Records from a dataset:
====

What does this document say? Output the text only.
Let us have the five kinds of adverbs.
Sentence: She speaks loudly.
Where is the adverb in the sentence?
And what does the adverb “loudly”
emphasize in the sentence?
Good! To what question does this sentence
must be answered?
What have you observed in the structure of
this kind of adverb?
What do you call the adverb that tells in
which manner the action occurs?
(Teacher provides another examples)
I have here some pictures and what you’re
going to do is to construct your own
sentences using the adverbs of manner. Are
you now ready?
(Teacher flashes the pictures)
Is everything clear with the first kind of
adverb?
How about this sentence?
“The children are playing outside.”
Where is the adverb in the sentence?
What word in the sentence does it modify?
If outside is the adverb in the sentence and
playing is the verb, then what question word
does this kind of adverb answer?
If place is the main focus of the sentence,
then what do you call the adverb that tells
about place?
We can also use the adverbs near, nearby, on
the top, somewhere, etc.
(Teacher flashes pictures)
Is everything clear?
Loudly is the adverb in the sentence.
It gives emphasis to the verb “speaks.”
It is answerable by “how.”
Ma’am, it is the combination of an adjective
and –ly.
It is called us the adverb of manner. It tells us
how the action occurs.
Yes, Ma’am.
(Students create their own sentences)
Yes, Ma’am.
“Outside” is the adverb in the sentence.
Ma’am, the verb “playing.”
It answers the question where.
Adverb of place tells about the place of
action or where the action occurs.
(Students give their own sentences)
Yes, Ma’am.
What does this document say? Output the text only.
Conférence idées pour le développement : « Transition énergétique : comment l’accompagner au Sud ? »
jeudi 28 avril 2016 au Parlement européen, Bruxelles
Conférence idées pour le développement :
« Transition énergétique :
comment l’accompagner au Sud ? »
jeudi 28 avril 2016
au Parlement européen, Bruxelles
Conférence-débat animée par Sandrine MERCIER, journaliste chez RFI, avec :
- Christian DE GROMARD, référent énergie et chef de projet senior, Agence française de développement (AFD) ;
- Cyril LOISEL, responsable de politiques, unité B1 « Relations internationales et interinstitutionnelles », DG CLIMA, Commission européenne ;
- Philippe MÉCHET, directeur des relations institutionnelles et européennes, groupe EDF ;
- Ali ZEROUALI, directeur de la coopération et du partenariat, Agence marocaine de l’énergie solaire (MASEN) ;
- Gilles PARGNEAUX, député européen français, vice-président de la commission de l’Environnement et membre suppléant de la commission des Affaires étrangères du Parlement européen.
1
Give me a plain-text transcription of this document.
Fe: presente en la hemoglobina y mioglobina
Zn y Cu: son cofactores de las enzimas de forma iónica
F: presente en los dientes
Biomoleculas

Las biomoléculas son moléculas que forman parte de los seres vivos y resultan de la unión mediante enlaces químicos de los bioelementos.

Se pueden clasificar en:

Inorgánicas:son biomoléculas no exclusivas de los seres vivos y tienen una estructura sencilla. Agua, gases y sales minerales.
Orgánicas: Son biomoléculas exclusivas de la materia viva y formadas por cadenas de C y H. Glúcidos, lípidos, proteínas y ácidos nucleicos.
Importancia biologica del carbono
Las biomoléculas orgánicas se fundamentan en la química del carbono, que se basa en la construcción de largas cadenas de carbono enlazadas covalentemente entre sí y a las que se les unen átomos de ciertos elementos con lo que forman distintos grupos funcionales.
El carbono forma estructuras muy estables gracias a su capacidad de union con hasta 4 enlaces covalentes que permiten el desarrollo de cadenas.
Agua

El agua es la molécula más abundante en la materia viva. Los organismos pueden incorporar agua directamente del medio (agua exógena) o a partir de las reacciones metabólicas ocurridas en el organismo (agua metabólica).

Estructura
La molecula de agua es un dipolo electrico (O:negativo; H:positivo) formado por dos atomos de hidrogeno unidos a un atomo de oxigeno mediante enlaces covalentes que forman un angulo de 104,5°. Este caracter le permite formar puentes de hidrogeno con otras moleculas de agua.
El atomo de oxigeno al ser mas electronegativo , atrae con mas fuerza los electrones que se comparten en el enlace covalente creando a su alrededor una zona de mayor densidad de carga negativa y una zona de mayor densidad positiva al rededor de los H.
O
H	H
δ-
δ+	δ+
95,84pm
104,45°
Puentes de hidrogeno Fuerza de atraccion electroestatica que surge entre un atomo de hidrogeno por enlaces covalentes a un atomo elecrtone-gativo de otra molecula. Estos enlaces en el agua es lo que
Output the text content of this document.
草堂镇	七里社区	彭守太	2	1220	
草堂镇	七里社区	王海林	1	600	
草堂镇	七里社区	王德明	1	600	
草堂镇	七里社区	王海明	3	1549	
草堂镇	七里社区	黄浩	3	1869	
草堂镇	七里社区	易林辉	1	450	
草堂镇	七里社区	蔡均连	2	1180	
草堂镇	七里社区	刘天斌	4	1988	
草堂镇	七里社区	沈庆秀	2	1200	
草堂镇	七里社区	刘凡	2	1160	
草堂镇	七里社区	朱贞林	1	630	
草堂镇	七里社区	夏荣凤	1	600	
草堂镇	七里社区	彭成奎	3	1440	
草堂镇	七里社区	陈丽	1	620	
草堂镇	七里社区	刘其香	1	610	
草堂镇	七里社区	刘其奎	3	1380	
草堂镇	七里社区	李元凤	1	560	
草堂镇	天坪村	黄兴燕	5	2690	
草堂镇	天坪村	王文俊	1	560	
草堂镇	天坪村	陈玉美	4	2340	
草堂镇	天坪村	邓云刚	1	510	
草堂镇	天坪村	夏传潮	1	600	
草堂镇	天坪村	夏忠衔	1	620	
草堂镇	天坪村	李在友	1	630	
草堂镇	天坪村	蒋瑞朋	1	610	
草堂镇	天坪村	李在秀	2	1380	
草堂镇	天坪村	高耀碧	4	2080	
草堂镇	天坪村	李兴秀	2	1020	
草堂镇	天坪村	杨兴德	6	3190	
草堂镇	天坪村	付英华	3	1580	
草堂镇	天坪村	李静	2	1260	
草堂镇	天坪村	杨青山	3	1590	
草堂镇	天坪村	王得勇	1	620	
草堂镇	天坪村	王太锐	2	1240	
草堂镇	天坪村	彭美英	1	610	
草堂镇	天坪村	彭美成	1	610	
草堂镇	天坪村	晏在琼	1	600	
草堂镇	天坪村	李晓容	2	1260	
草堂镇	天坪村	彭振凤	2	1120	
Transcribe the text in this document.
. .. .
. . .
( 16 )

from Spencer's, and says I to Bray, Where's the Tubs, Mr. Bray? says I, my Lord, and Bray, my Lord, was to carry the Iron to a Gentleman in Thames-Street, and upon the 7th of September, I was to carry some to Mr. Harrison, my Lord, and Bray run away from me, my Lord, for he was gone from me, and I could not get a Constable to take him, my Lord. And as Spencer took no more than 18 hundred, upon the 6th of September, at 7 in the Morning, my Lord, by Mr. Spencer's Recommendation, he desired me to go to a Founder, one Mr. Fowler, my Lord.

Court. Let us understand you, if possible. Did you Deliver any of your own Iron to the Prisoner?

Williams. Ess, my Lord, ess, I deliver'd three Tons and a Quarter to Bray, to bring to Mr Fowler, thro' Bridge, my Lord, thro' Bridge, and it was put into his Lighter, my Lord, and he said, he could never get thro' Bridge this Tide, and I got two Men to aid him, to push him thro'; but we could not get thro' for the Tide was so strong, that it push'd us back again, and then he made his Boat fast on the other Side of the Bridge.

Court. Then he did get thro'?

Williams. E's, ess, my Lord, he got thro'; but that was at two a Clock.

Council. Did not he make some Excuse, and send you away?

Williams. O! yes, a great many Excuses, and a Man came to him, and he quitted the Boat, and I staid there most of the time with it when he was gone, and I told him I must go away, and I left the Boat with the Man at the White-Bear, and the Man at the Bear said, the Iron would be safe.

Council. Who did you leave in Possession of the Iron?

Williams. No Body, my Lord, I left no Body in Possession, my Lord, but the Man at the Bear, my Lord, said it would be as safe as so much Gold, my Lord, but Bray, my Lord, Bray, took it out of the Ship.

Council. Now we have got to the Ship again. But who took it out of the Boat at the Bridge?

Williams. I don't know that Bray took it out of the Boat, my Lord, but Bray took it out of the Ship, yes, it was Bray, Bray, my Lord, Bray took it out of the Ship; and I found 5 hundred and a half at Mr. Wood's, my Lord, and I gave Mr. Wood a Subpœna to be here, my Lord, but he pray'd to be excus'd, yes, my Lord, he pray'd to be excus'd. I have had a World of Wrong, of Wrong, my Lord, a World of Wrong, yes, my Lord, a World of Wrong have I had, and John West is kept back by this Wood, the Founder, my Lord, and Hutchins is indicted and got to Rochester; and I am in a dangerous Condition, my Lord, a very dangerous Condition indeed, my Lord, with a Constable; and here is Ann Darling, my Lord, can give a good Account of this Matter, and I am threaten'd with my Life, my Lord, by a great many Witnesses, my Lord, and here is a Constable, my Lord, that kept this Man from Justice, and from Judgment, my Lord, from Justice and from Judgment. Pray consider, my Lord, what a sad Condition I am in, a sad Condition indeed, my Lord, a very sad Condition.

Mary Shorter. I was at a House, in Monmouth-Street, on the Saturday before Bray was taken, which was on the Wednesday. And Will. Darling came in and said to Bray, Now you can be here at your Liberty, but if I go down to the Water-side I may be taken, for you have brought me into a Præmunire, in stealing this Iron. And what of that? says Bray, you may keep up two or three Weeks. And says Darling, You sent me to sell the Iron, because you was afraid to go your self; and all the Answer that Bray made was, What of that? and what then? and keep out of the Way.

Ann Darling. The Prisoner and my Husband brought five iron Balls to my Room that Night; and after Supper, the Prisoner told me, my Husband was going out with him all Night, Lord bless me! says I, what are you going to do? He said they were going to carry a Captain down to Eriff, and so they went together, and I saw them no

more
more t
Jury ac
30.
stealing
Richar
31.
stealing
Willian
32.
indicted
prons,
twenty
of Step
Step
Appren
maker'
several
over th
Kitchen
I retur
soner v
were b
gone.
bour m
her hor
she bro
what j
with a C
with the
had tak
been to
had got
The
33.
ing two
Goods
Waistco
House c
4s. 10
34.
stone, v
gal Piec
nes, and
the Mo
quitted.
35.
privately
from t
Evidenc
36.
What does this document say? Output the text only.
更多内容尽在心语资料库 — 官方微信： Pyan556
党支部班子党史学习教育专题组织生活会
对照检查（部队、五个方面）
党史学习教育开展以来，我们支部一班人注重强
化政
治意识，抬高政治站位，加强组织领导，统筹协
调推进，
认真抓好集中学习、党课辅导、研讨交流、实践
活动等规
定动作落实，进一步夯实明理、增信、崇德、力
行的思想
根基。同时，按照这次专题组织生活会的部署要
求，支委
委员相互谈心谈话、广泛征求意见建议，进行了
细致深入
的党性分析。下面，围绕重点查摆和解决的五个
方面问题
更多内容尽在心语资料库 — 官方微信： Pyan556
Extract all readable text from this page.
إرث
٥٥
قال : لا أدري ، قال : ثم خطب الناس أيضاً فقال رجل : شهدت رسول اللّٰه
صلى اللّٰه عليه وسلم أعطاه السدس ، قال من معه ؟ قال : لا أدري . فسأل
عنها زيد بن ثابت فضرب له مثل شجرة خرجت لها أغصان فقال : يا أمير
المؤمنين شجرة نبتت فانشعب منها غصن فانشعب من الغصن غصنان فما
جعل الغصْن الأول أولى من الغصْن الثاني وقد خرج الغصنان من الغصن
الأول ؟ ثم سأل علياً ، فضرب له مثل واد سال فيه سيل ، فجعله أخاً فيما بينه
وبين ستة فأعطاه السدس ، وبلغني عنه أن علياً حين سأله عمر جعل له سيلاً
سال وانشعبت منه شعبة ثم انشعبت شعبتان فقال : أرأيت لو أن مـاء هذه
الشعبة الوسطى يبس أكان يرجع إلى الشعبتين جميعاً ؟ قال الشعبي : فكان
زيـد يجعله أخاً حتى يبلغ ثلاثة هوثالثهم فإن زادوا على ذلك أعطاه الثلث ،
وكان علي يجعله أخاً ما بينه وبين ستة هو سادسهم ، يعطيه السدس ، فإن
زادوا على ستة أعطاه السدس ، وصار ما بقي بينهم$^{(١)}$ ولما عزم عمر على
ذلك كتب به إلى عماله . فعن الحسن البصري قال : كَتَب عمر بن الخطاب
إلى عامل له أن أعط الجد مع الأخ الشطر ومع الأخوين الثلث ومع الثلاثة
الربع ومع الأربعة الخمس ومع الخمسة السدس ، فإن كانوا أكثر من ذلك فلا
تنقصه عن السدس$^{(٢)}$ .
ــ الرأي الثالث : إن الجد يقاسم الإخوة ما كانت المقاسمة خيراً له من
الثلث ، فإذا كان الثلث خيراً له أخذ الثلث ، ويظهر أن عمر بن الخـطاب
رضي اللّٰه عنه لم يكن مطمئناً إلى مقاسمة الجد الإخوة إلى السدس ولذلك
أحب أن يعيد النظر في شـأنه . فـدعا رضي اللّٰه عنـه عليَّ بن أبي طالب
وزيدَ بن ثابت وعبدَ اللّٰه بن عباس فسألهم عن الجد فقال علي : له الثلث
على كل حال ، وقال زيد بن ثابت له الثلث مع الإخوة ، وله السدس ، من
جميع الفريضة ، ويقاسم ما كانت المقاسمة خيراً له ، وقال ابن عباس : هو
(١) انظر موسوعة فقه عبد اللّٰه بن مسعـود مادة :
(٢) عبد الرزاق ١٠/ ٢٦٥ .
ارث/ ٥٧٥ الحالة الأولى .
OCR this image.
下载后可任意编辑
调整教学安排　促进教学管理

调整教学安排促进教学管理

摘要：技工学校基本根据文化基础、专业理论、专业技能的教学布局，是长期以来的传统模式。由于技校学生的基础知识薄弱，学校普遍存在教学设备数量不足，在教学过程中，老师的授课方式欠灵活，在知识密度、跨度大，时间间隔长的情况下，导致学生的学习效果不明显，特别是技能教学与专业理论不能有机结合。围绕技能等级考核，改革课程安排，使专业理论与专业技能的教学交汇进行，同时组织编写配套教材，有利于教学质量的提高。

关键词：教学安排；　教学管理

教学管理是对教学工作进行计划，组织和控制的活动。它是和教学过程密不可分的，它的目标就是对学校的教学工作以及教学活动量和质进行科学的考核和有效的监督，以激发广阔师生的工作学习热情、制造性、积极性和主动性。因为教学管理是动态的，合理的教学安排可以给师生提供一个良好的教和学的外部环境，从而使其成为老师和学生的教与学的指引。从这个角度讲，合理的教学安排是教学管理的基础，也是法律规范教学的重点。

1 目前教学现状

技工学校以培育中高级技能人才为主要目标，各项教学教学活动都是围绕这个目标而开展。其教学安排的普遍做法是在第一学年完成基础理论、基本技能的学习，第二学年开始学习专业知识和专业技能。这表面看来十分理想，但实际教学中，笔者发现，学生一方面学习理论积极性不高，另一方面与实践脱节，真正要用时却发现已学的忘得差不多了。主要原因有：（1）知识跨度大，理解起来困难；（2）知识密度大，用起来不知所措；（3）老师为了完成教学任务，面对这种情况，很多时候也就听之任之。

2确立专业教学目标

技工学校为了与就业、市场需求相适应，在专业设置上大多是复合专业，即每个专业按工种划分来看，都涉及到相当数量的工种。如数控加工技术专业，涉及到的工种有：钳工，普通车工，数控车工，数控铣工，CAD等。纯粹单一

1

====

Aim of the exercise: Collect the complete line wherever the string "وقال" appears in the records.

Full response:
على كل حال ، وقال زيد بن ثابت له الثلث مع الإخوة ، وله السدس ، من
جميع الفريضة ، ويقاسم ما كانت المقاسمة خيراً له ، وقال ابن عباس : هو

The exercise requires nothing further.